__WHAT IS BEING ASKED__: Copy every line that holds "body".

__RECORDS SHOWN__:
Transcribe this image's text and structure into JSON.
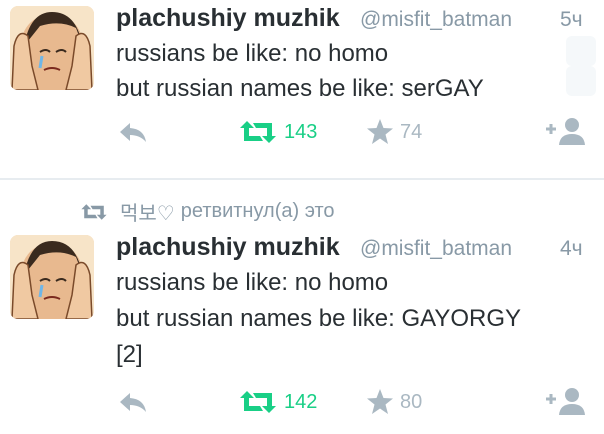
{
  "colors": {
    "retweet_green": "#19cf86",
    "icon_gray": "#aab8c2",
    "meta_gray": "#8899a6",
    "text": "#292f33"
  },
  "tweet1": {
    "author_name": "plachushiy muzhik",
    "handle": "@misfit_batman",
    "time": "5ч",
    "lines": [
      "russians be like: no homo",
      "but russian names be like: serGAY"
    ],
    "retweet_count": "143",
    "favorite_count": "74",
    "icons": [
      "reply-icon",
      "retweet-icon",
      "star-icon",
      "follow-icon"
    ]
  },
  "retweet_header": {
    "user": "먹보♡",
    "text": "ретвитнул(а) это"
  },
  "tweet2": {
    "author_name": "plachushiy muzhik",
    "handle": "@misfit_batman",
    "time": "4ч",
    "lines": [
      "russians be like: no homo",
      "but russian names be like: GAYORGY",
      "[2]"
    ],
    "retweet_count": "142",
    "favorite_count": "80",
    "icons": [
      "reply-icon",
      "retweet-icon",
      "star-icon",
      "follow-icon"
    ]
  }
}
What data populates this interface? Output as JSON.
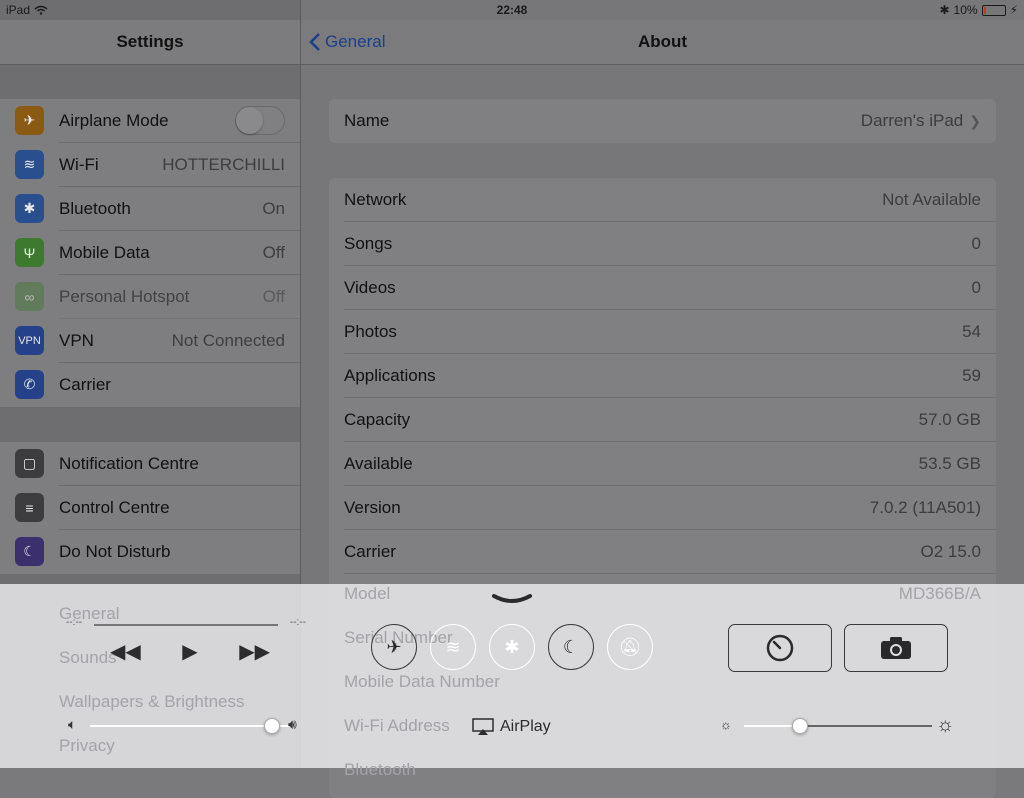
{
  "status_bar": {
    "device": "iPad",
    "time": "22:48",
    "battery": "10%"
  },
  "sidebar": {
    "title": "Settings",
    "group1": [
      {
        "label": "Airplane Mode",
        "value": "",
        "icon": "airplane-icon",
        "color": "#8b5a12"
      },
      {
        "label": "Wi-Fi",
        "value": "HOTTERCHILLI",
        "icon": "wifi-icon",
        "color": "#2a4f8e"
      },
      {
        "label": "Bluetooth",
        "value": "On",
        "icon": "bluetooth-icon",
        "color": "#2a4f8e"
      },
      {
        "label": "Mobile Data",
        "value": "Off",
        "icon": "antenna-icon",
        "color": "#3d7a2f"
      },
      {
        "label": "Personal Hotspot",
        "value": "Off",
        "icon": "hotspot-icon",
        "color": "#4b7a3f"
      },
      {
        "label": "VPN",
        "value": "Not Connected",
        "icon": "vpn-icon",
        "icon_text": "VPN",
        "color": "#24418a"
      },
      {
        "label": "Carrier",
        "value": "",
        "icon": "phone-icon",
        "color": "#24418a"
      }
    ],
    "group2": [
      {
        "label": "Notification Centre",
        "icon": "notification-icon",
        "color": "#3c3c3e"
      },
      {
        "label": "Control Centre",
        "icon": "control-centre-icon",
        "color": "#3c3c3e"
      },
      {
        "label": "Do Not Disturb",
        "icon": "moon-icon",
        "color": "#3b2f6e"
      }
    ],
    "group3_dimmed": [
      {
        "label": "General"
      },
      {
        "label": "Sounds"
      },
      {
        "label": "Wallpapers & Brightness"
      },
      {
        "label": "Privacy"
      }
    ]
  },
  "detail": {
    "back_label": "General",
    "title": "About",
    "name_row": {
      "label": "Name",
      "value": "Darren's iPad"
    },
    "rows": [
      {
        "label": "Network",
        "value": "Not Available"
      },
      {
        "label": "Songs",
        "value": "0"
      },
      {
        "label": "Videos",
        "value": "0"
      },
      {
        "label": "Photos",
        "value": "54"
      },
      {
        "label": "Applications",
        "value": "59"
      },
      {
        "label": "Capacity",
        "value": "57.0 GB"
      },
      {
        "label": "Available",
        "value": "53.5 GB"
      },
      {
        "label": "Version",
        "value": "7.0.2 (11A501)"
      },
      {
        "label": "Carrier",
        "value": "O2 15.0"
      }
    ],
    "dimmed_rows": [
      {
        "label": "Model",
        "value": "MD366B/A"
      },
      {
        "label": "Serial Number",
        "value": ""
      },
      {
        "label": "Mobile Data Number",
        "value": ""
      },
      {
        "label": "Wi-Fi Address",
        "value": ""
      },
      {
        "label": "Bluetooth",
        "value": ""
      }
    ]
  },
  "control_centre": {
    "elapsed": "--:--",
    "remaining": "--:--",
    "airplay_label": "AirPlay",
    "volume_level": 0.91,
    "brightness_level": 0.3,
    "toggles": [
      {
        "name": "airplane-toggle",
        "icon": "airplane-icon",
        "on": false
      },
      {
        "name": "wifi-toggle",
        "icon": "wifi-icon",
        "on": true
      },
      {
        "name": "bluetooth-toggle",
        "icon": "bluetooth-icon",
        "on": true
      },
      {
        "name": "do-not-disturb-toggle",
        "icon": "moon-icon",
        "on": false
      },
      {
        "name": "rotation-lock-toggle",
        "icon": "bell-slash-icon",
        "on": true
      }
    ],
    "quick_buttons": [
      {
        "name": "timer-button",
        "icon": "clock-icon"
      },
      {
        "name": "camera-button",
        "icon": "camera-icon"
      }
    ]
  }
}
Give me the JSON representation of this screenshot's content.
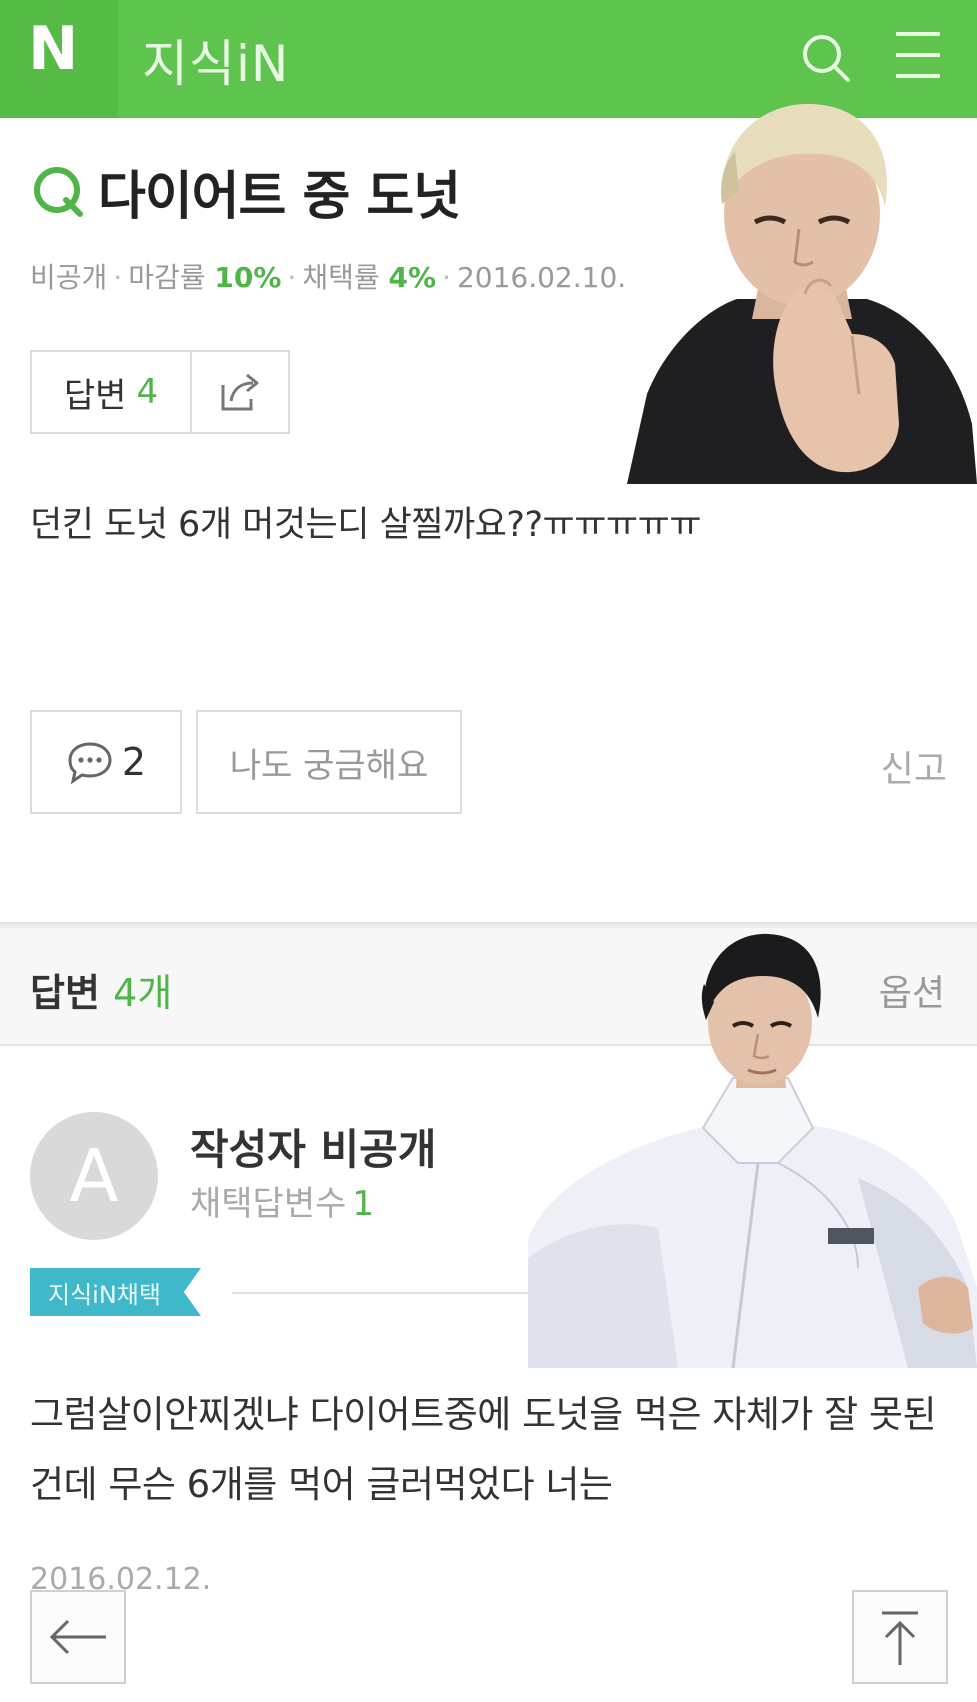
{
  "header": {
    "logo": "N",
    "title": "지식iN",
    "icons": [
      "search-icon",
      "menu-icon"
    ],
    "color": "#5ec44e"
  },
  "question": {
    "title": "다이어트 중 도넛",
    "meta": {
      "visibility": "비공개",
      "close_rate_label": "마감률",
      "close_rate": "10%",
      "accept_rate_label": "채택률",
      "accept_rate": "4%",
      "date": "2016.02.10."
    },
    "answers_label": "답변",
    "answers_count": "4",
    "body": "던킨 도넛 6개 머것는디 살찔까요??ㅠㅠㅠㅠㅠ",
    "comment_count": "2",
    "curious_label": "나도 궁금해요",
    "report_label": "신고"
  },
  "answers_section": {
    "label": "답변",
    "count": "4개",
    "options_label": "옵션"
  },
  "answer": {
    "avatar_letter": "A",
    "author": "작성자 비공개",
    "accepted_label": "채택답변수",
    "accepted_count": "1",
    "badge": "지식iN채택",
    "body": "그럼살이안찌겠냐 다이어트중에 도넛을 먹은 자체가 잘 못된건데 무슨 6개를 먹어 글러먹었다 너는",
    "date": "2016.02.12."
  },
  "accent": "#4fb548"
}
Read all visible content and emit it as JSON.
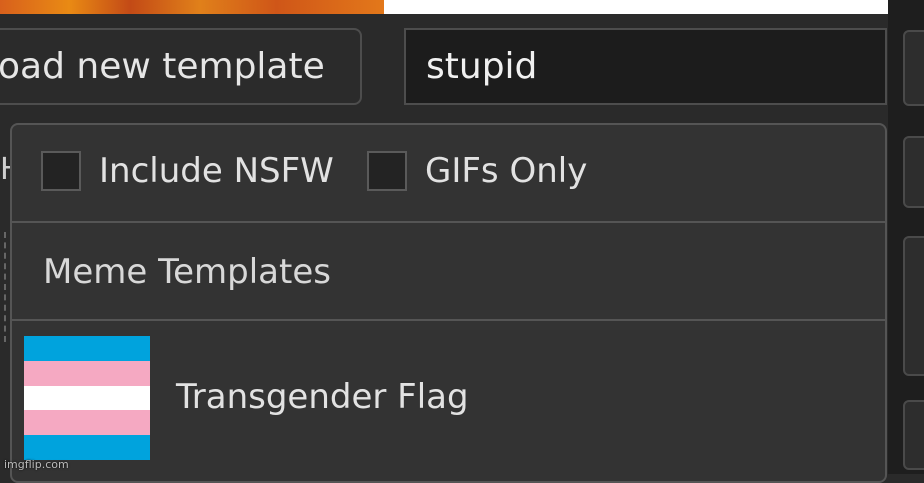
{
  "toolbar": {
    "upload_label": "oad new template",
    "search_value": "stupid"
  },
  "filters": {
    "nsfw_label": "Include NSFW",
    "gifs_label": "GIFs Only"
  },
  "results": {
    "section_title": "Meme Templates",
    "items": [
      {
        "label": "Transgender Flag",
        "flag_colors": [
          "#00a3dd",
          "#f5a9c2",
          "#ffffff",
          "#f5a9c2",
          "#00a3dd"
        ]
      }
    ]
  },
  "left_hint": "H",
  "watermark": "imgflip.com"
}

__EXERCISE OUTPUT__:
    "body": "던킨 도넛 6개 머것는디 살찔까요??ㅠㅠㅠㅠㅠ",
    "body": "그럼살이안찌겠냐 다이어트중에 도넛을 먹은 자체가 잘 못된건데 무슨 6개를 먹어 글러먹었다 너는",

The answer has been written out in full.